Work request:
Check each line of the entries below for the word "arrow", and copy out the ones that have it.

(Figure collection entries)
Content starts

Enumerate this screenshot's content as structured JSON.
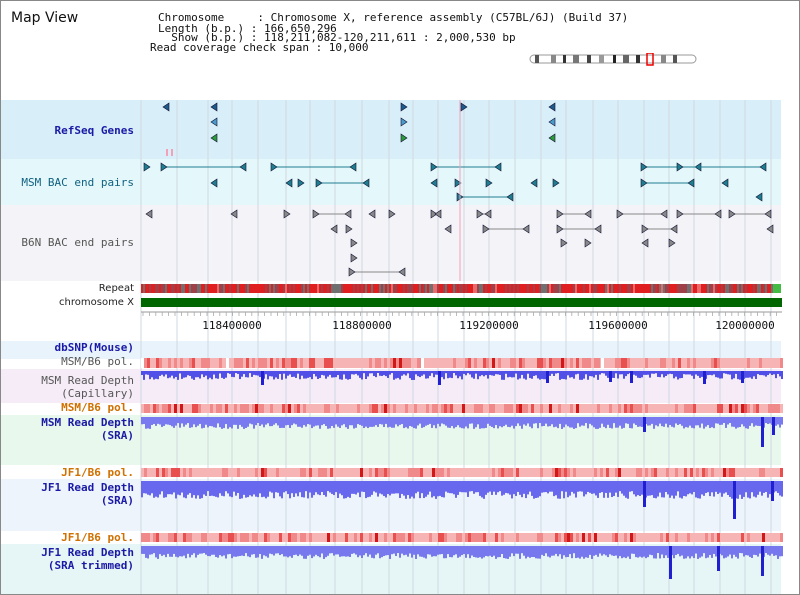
{
  "view_title": "Map View",
  "header": {
    "line1": "Chromosome     : Chromosome X, reference assembly (C57BL/6J) (Build 37)",
    "line2": "Length (b.p.) : 166,650,296",
    "line3": "  Show (b.p.) : 118,211,082-120,211,611 : 2,000,530 bp",
    "line4": "Read coverage check span : 10,000"
  },
  "tracks": {
    "refseq": "RefSeq Genes",
    "msm_bac": "MSM BAC end pairs",
    "b6n_bac": "B6N BAC end pairs",
    "repeat": "Repeat",
    "chromosome": "chromosome X",
    "dbsnp": "dbSNP(Mouse)",
    "msm_b6_pol_1": "MSM/B6 pol.",
    "msm_depth_cap_1": "MSM Read Depth",
    "msm_depth_cap_2": "(Capillary)",
    "msm_b6_pol_2": "MSM/B6 pol.",
    "msm_depth_sra_1": "MSM Read Depth",
    "msm_depth_sra_2": "(SRA)",
    "jf1_b6_pol_1": "JF1/B6 pol.",
    "jf1_depth_sra_1": "JF1 Read Depth",
    "jf1_depth_sra_2": "(SRA)",
    "jf1_b6_pol_2": "JF1/B6 pol.",
    "jf1_depth_trim_1": "JF1 Read Depth",
    "jf1_depth_trim_2": "(SRA trimmed)"
  },
  "axis": {
    "ticks": [
      "118400000",
      "118800000",
      "119200000",
      "119600000",
      "120000000"
    ]
  },
  "colors": {
    "refseq_bg": "#d8eef9",
    "msm_bac_bg": "#e4f8fb",
    "b6n_bac_bg": "#f4f4f8",
    "chromosome_bar": "#006600",
    "depth_bar": "#4646e8",
    "pol_low": "#f6b4b4",
    "pol_high": "#e51c1c"
  }
}
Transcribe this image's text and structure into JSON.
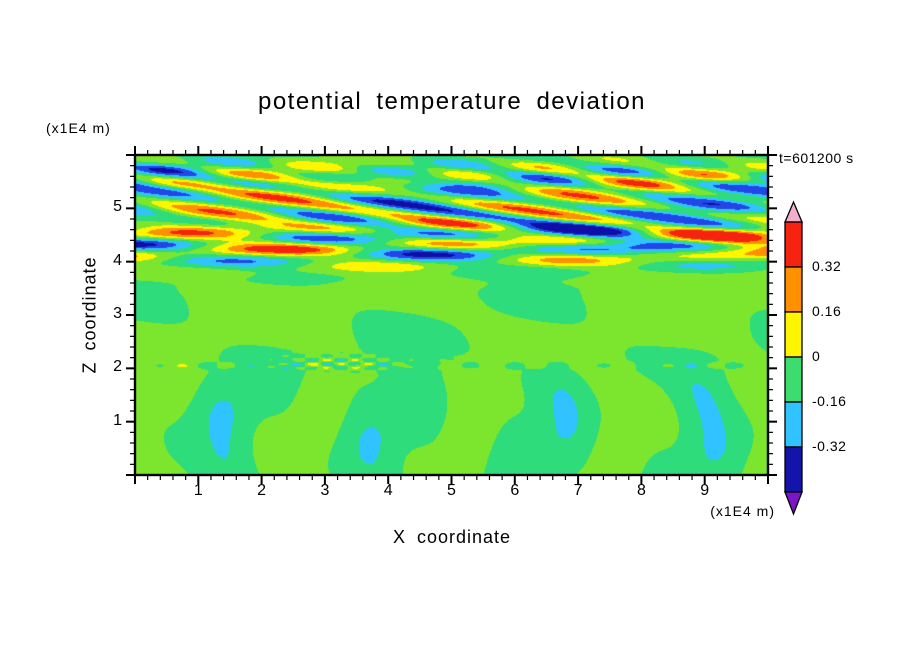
{
  "title": "potential temperature deviation",
  "time_label": "t=601200 s",
  "x_axis": {
    "label": "X coordinate",
    "unit_label": "(x1E4 m)",
    "min": 0,
    "max": 10,
    "major_step": 1,
    "minor_step": 0.2,
    "tick_labels": [
      "1",
      "2",
      "3",
      "4",
      "5",
      "6",
      "7",
      "8",
      "9"
    ]
  },
  "z_axis": {
    "label": "Z coordinate",
    "unit_label": "(x1E4 m)",
    "min": 0,
    "max": 6,
    "major_step": 1,
    "minor_step": 0.2,
    "tick_labels": [
      "1",
      "2",
      "3",
      "4",
      "5"
    ]
  },
  "colorbar": {
    "tick_labels": [
      "0.32",
      "0.16",
      "0",
      "-0.16",
      "-0.32"
    ],
    "segments": [
      {
        "name": "above-range-arrow",
        "color": "#F0AECC"
      },
      {
        "name": "red",
        "color": "#F5230F"
      },
      {
        "name": "orange",
        "color": "#FF9100"
      },
      {
        "name": "yellow",
        "color": "#FFF500"
      },
      {
        "name": "green",
        "color": "#3CDC6E"
      },
      {
        "name": "cyan",
        "color": "#30C3FF"
      },
      {
        "name": "dark-blue",
        "color": "#1414AA"
      },
      {
        "name": "below-range-arrow",
        "color": "#7D14C8"
      }
    ]
  },
  "chart_data": {
    "type": "heatmap",
    "title": "potential temperature deviation",
    "xlabel": "X coordinate (x1E4 m)",
    "ylabel": "Z coordinate (x1E4 m)",
    "time_annotation": "t=601200 s",
    "x_range": [
      0,
      10
    ],
    "z_range": [
      0,
      6
    ],
    "contour_interval": 0.16,
    "colorbar_levels": [
      0.32,
      0.16,
      0,
      -0.16,
      -0.32
    ],
    "palette": {
      "thresholds": [
        -0.64,
        -0.48,
        -0.32,
        -0.16,
        0,
        0.16,
        0.32,
        0.48,
        0.64
      ],
      "colors": [
        "#7D14C8",
        "#0F0FA5",
        "#2346E8",
        "#30C3FF",
        "#2EDC7B",
        "#7CE62E",
        "#FFF500",
        "#FF9100",
        "#F5230F",
        "#F0AECC"
      ]
    },
    "features": [
      "strong horizontally-elongated gravity-wave streaks (red/orange/yellow positive, cyan/blue/navy negative, |deviation| up to ~0.5) between z=4 and z=6",
      "weak mottled green anomalies (|deviation| < 0.16) between z=2.2 and z=3.8",
      "thin disturbed interface line with small speckles near z=2.05",
      "broad quiet convective green/teal cells (|deviation| < 0.16) below z=2"
    ],
    "field_model": {
      "clamp": 0.62,
      "bias_terms": [
        {
          "center_z": 3.1,
          "sigma": 0.9,
          "amp": 0.035,
          "power": 2
        },
        {
          "center_z": 0.9,
          "sigma": 1.2,
          "amp": -0.03,
          "power": 2
        }
      ],
      "wave_layers": [
        {
          "center_z": 5.05,
          "sigma": 0.62,
          "amp": 0.58,
          "kx": 1.9,
          "kz": 6.0,
          "phase": 0.8,
          "kx2": 0.7,
          "kz2": 9.0,
          "phase2": 0.0
        },
        {
          "center_z": 4.3,
          "sigma": 0.42,
          "amp": 0.56,
          "kx": 1.15,
          "kz": -4.5,
          "phase": 2.1,
          "kx2": 0.5,
          "kz2": 11.0,
          "phase2": 1.0
        },
        {
          "center_z": 5.65,
          "sigma": 0.3,
          "amp": 0.4,
          "kx": 2.6,
          "kz": 3.2,
          "phase": 4.2,
          "kx2": 0.9,
          "kz2": 13.0,
          "phase2": 2.2
        },
        {
          "center_z": 4.62,
          "sigma": 0.5,
          "amp": 0.46,
          "kx": 1.5,
          "kz": 5.2,
          "phase": 5.0,
          "kx2": 0.6,
          "kz2": 7.5,
          "phase2": 3.1
        }
      ],
      "mid_mottle": {
        "center_z": 3.0,
        "sigma": 1.05,
        "amp": 0.11,
        "kx": 1.5,
        "kz": 2.9
      },
      "interface_line": {
        "z": 2.05,
        "sigma": 0.055,
        "amp": 0.1,
        "kx": 9.0
      },
      "speckle": {
        "x": 3.2,
        "z": 2.1,
        "sx": 1.0,
        "sz": 0.13,
        "amp": 0.28,
        "kx": 14.0,
        "kz": 40.0
      },
      "convection": {
        "center_z": 0.9,
        "sigma": 1.15,
        "power": 4,
        "amp": 0.125,
        "kx": 2.6,
        "wobble": 0.9,
        "amp2": 0.035,
        "kx2": 5.7
      }
    }
  }
}
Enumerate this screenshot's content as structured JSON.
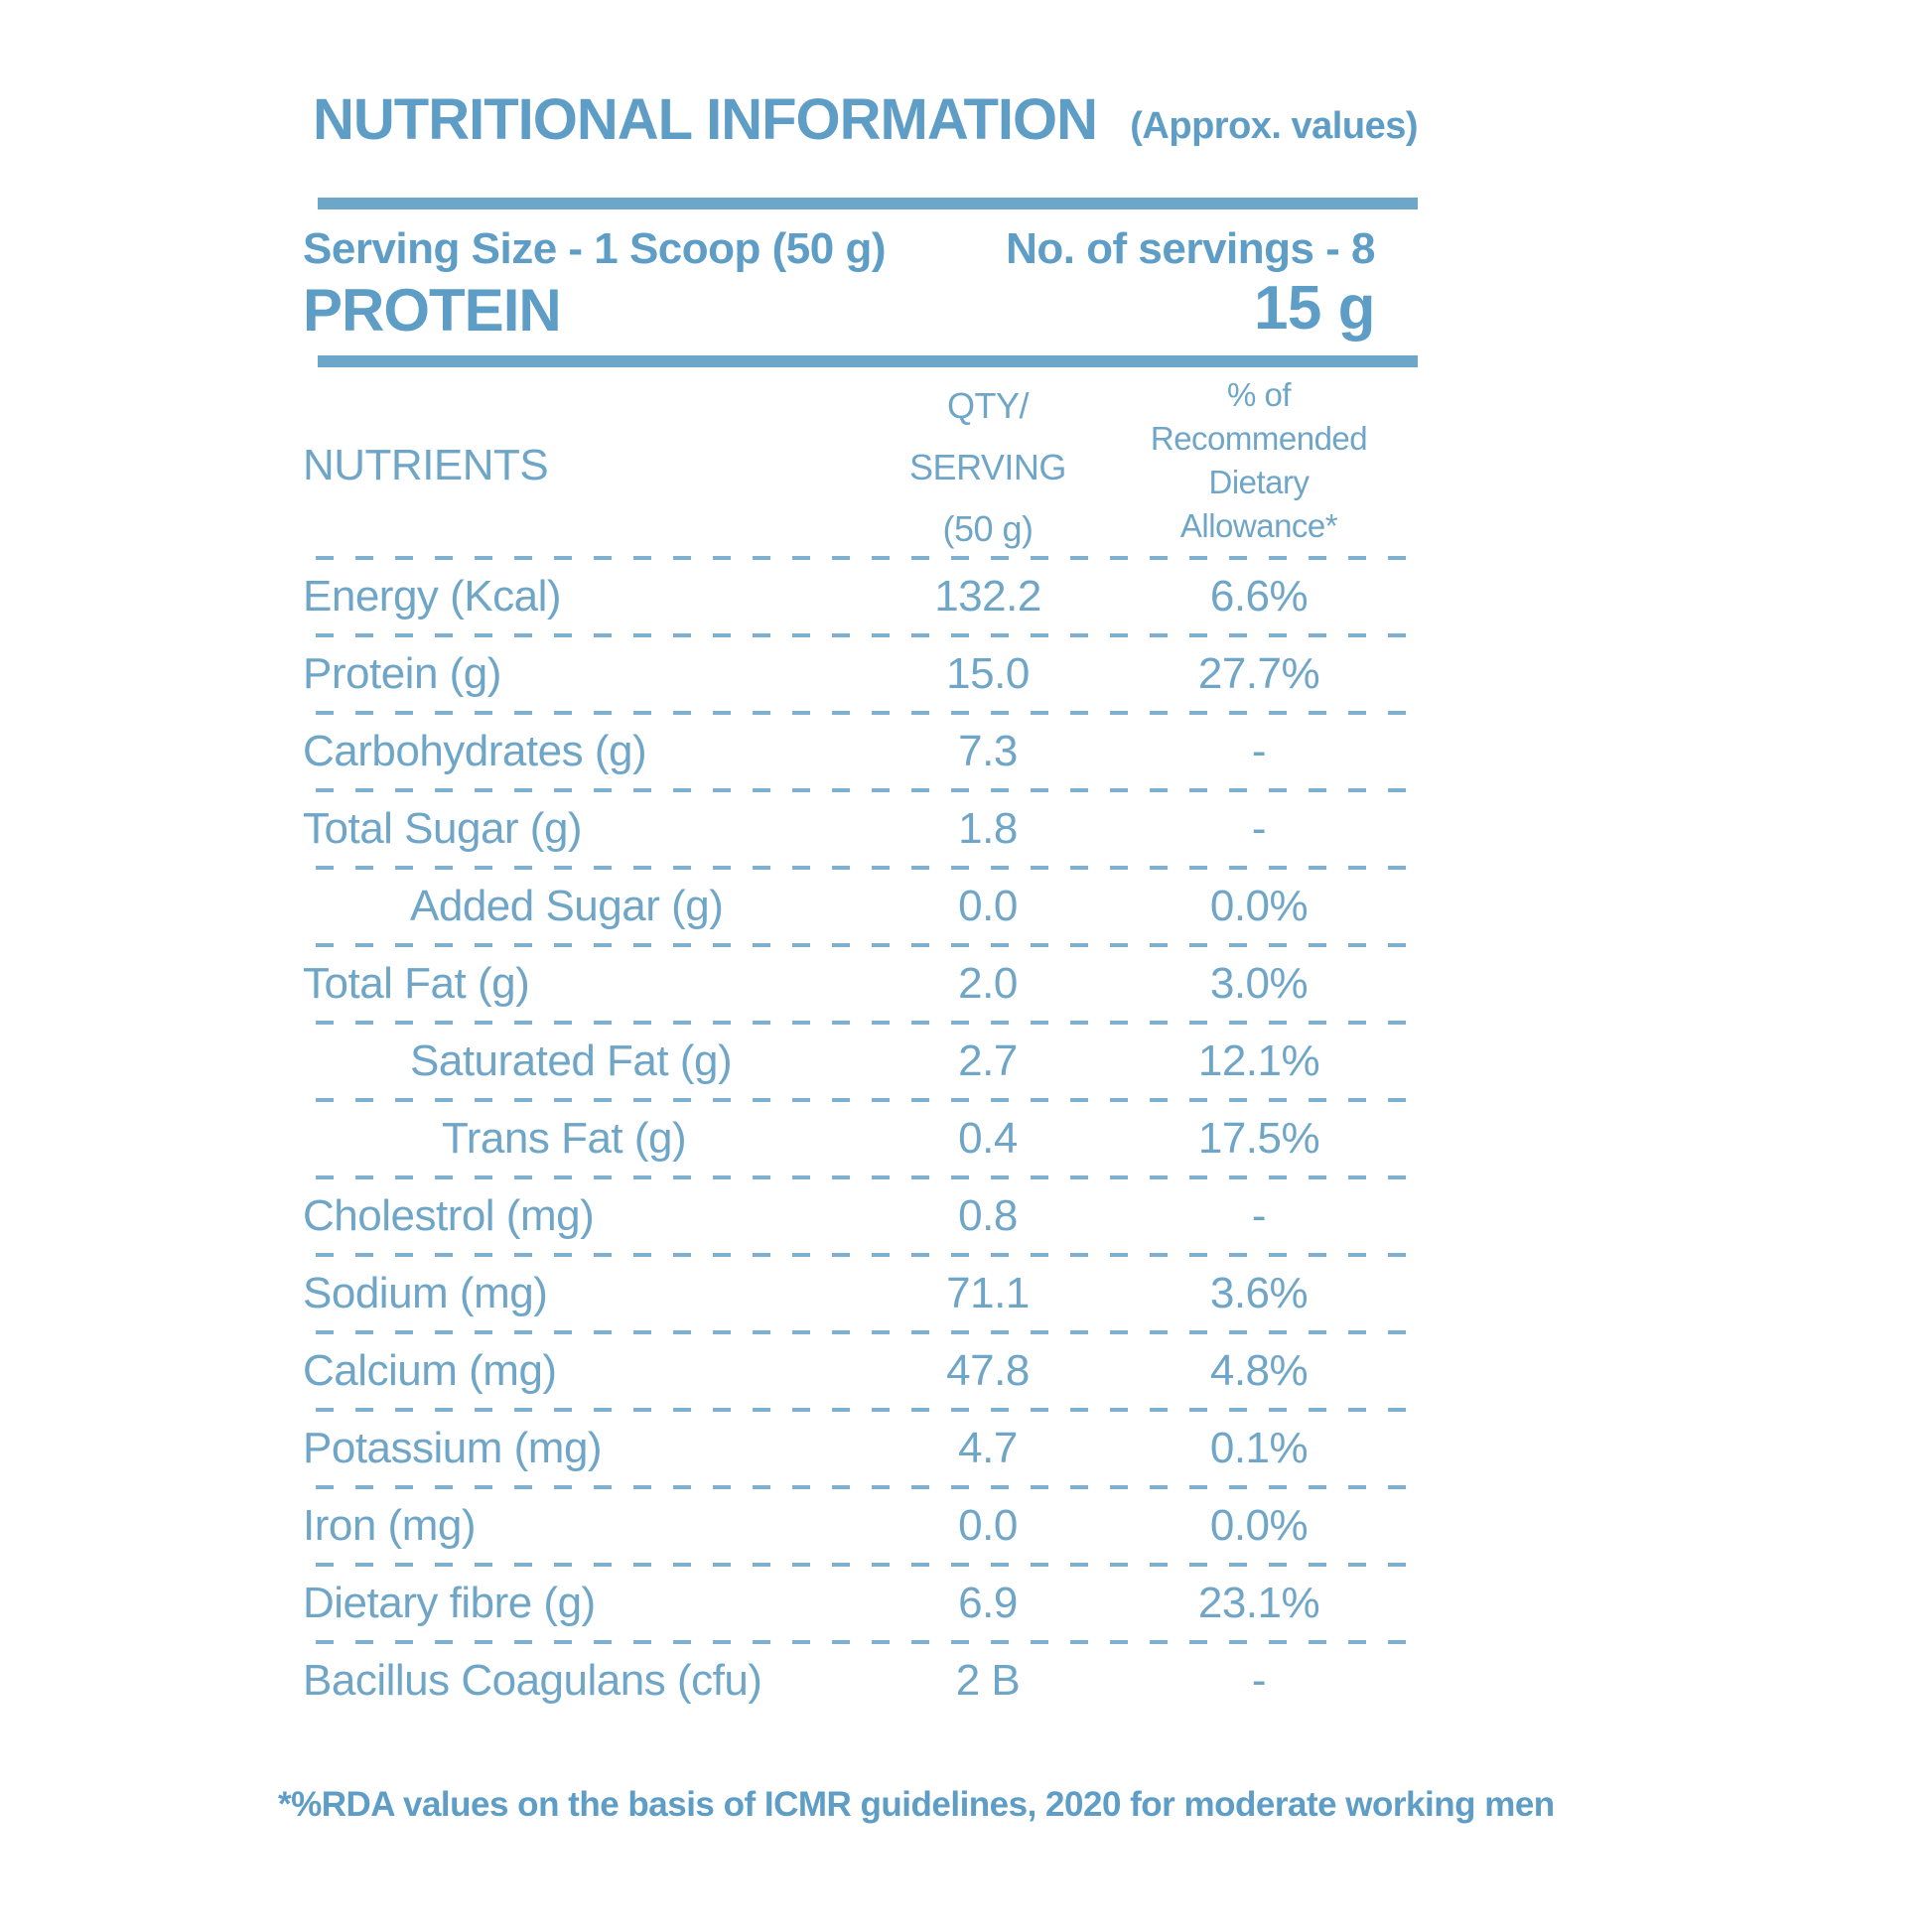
{
  "colors": {
    "accent_text": "#5e9dc5",
    "table_text": "#6fa6c8",
    "rule": "#6ca7ca",
    "dashed_line": "#7fb0d0",
    "background": "#ffffff"
  },
  "header": {
    "title": "NUTRITIONAL INFORMATION",
    "approx_note": "(Approx. values)"
  },
  "serving": {
    "serving_size": "Serving Size - 1 Scoop (50 g)",
    "servings": "No. of servings - 8",
    "macro_label": "PROTEIN",
    "macro_value": "15 g"
  },
  "table": {
    "columns": {
      "nutrients": "NUTRIENTS",
      "qty_lines": [
        "QTY/",
        "SERVING",
        "(50 g)"
      ],
      "rda_lines": [
        "% of",
        "Recommended",
        "Dietary",
        "Allowance*"
      ]
    },
    "rows": [
      {
        "label": "Energy (Kcal)",
        "qty": "132.2",
        "rda": "6.6%",
        "indent": 0
      },
      {
        "label": "Protein (g)",
        "qty": "15.0",
        "rda": "27.7%",
        "indent": 0
      },
      {
        "label": "Carbohydrates (g)",
        "qty": "7.3",
        "rda": "-",
        "indent": 0
      },
      {
        "label": "Total Sugar (g)",
        "qty": "1.8",
        "rda": "-",
        "indent": 0
      },
      {
        "label": "Added Sugar (g)",
        "qty": "0.0",
        "rda": "0.0%",
        "indent": 1
      },
      {
        "label": "Total Fat (g)",
        "qty": "2.0",
        "rda": "3.0%",
        "indent": 0
      },
      {
        "label": "Saturated Fat (g)",
        "qty": "2.7",
        "rda": "12.1%",
        "indent": 1
      },
      {
        "label": "Trans Fat (g)",
        "qty": "0.4",
        "rda": "17.5%",
        "indent": 2
      },
      {
        "label": "Cholestrol (mg)",
        "qty": "0.8",
        "rda": "-",
        "indent": 0
      },
      {
        "label": "Sodium (mg)",
        "qty": "71.1",
        "rda": "3.6%",
        "indent": 0
      },
      {
        "label": "Calcium (mg)",
        "qty": "47.8",
        "rda": "4.8%",
        "indent": 0
      },
      {
        "label": "Potassium (mg)",
        "qty": "4.7",
        "rda": "0.1%",
        "indent": 0
      },
      {
        "label": "Iron (mg)",
        "qty": "0.0",
        "rda": "0.0%",
        "indent": 0
      },
      {
        "label": "Dietary fibre (g)",
        "qty": "6.9",
        "rda": "23.1%",
        "indent": 0
      },
      {
        "label": "Bacillus Coagulans (cfu)",
        "qty": "2 B",
        "rda": "-",
        "indent": 0
      }
    ]
  },
  "footnote": "*%RDA values on the basis of ICMR guidelines, 2020 for moderate working men"
}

Content ends

Exercise output:
        "name": "above-range-arrow",
        "name": "below-range-arrow",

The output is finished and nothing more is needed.